TASK:
Send back the entries below exactly as they appear.

Source data:

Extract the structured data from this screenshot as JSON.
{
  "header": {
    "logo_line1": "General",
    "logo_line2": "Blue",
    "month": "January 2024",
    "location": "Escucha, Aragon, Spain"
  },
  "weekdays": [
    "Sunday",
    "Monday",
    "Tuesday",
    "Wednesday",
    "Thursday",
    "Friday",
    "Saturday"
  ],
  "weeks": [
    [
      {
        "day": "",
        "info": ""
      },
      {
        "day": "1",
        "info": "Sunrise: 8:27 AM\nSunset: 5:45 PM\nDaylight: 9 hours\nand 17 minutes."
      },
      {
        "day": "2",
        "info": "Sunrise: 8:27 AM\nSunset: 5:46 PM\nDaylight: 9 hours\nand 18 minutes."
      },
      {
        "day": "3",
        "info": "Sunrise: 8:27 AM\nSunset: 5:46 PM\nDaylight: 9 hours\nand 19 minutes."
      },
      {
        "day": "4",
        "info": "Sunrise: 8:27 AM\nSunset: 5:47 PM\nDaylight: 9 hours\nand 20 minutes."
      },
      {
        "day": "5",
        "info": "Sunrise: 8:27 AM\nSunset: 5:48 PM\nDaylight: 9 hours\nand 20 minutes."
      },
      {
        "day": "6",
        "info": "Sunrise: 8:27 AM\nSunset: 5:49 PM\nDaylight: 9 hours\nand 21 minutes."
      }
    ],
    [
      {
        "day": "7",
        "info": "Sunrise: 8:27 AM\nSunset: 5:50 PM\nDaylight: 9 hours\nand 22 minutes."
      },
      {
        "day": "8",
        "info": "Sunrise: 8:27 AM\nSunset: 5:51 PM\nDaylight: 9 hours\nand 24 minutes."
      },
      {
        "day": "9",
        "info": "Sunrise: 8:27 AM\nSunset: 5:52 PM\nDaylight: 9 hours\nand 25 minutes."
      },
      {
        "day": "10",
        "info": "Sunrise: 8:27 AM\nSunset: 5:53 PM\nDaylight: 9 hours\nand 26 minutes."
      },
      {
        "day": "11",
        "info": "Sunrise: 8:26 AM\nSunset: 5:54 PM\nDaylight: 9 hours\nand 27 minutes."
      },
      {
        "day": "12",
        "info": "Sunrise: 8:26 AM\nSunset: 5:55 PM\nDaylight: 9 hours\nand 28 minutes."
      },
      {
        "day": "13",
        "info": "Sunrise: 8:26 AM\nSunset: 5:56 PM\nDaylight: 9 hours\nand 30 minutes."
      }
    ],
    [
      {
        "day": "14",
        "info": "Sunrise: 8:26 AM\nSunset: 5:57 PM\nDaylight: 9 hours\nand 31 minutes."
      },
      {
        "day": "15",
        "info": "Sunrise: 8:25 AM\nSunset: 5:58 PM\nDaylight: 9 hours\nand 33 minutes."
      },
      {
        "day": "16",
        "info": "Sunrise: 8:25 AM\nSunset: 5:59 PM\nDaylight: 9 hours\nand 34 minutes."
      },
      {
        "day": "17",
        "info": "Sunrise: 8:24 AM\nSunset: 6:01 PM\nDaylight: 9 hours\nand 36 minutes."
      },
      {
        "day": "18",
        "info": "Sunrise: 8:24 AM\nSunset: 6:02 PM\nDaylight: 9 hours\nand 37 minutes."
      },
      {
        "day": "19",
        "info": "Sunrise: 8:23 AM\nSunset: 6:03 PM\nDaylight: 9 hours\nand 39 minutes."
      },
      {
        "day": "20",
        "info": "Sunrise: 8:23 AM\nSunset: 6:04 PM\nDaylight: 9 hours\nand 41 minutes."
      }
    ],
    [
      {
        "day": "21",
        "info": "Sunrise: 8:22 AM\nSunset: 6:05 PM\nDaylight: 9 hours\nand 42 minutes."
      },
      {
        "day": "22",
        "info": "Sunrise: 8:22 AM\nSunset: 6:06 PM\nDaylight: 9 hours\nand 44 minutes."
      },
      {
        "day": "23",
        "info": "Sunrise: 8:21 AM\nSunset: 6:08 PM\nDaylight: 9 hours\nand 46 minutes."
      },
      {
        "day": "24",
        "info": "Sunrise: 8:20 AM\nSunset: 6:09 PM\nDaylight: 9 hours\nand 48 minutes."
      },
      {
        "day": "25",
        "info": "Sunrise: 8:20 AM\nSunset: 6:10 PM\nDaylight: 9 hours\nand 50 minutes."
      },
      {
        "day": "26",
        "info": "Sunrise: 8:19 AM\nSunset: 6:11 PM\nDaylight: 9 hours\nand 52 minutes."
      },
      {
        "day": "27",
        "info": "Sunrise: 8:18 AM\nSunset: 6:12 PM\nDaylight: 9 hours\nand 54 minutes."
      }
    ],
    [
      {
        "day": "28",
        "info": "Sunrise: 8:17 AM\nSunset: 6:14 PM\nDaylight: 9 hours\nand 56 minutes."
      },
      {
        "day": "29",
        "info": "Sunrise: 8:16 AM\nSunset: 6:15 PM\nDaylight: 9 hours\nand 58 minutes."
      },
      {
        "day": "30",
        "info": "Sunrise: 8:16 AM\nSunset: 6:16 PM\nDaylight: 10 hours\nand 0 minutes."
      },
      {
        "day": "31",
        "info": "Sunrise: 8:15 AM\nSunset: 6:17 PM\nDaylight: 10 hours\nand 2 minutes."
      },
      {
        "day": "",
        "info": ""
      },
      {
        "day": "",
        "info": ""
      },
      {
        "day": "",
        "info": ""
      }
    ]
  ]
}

THE REPLY:
Extract the structured data from this screenshot as JSON.
{
  "header": {
    "logo_line1": "General",
    "logo_line2": "Blue",
    "month": "January 2024",
    "location": "Escucha, Aragon, Spain"
  },
  "weekdays": [
    "Sunday",
    "Monday",
    "Tuesday",
    "Wednesday",
    "Thursday",
    "Friday",
    "Saturday"
  ],
  "weeks": [
    [
      {
        "day": "",
        "info": ""
      },
      {
        "day": "1",
        "info": "Sunrise: 8:27 AM\nSunset: 5:45 PM\nDaylight: 9 hours\nand 17 minutes."
      },
      {
        "day": "2",
        "info": "Sunrise: 8:27 AM\nSunset: 5:46 PM\nDaylight: 9 hours\nand 18 minutes."
      },
      {
        "day": "3",
        "info": "Sunrise: 8:27 AM\nSunset: 5:46 PM\nDaylight: 9 hours\nand 19 minutes."
      },
      {
        "day": "4",
        "info": "Sunrise: 8:27 AM\nSunset: 5:47 PM\nDaylight: 9 hours\nand 20 minutes."
      },
      {
        "day": "5",
        "info": "Sunrise: 8:27 AM\nSunset: 5:48 PM\nDaylight: 9 hours\nand 20 minutes."
      },
      {
        "day": "6",
        "info": "Sunrise: 8:27 AM\nSunset: 5:49 PM\nDaylight: 9 hours\nand 21 minutes."
      }
    ],
    [
      {
        "day": "7",
        "info": "Sunrise: 8:27 AM\nSunset: 5:50 PM\nDaylight: 9 hours\nand 22 minutes."
      },
      {
        "day": "8",
        "info": "Sunrise: 8:27 AM\nSunset: 5:51 PM\nDaylight: 9 hours\nand 24 minutes."
      },
      {
        "day": "9",
        "info": "Sunrise: 8:27 AM\nSunset: 5:52 PM\nDaylight: 9 hours\nand 25 minutes."
      },
      {
        "day": "10",
        "info": "Sunrise: 8:27 AM\nSunset: 5:53 PM\nDaylight: 9 hours\nand 26 minutes."
      },
      {
        "day": "11",
        "info": "Sunrise: 8:26 AM\nSunset: 5:54 PM\nDaylight: 9 hours\nand 27 minutes."
      },
      {
        "day": "12",
        "info": "Sunrise: 8:26 AM\nSunset: 5:55 PM\nDaylight: 9 hours\nand 28 minutes."
      },
      {
        "day": "13",
        "info": "Sunrise: 8:26 AM\nSunset: 5:56 PM\nDaylight: 9 hours\nand 30 minutes."
      }
    ],
    [
      {
        "day": "14",
        "info": "Sunrise: 8:26 AM\nSunset: 5:57 PM\nDaylight: 9 hours\nand 31 minutes."
      },
      {
        "day": "15",
        "info": "Sunrise: 8:25 AM\nSunset: 5:58 PM\nDaylight: 9 hours\nand 33 minutes."
      },
      {
        "day": "16",
        "info": "Sunrise: 8:25 AM\nSunset: 5:59 PM\nDaylight: 9 hours\nand 34 minutes."
      },
      {
        "day": "17",
        "info": "Sunrise: 8:24 AM\nSunset: 6:01 PM\nDaylight: 9 hours\nand 36 minutes."
      },
      {
        "day": "18",
        "info": "Sunrise: 8:24 AM\nSunset: 6:02 PM\nDaylight: 9 hours\nand 37 minutes."
      },
      {
        "day": "19",
        "info": "Sunrise: 8:23 AM\nSunset: 6:03 PM\nDaylight: 9 hours\nand 39 minutes."
      },
      {
        "day": "20",
        "info": "Sunrise: 8:23 AM\nSunset: 6:04 PM\nDaylight: 9 hours\nand 41 minutes."
      }
    ],
    [
      {
        "day": "21",
        "info": "Sunrise: 8:22 AM\nSunset: 6:05 PM\nDaylight: 9 hours\nand 42 minutes."
      },
      {
        "day": "22",
        "info": "Sunrise: 8:22 AM\nSunset: 6:06 PM\nDaylight: 9 hours\nand 44 minutes."
      },
      {
        "day": "23",
        "info": "Sunrise: 8:21 AM\nSunset: 6:08 PM\nDaylight: 9 hours\nand 46 minutes."
      },
      {
        "day": "24",
        "info": "Sunrise: 8:20 AM\nSunset: 6:09 PM\nDaylight: 9 hours\nand 48 minutes."
      },
      {
        "day": "25",
        "info": "Sunrise: 8:20 AM\nSunset: 6:10 PM\nDaylight: 9 hours\nand 50 minutes."
      },
      {
        "day": "26",
        "info": "Sunrise: 8:19 AM\nSunset: 6:11 PM\nDaylight: 9 hours\nand 52 minutes."
      },
      {
        "day": "27",
        "info": "Sunrise: 8:18 AM\nSunset: 6:12 PM\nDaylight: 9 hours\nand 54 minutes."
      }
    ],
    [
      {
        "day": "28",
        "info": "Sunrise: 8:17 AM\nSunset: 6:14 PM\nDaylight: 9 hours\nand 56 minutes."
      },
      {
        "day": "29",
        "info": "Sunrise: 8:16 AM\nSunset: 6:15 PM\nDaylight: 9 hours\nand 58 minutes."
      },
      {
        "day": "30",
        "info": "Sunrise: 8:16 AM\nSunset: 6:16 PM\nDaylight: 10 hours\nand 0 minutes."
      },
      {
        "day": "31",
        "info": "Sunrise: 8:15 AM\nSunset: 6:17 PM\nDaylight: 10 hours\nand 2 minutes."
      },
      {
        "day": "",
        "info": ""
      },
      {
        "day": "",
        "info": ""
      },
      {
        "day": "",
        "info": ""
      }
    ]
  ]
}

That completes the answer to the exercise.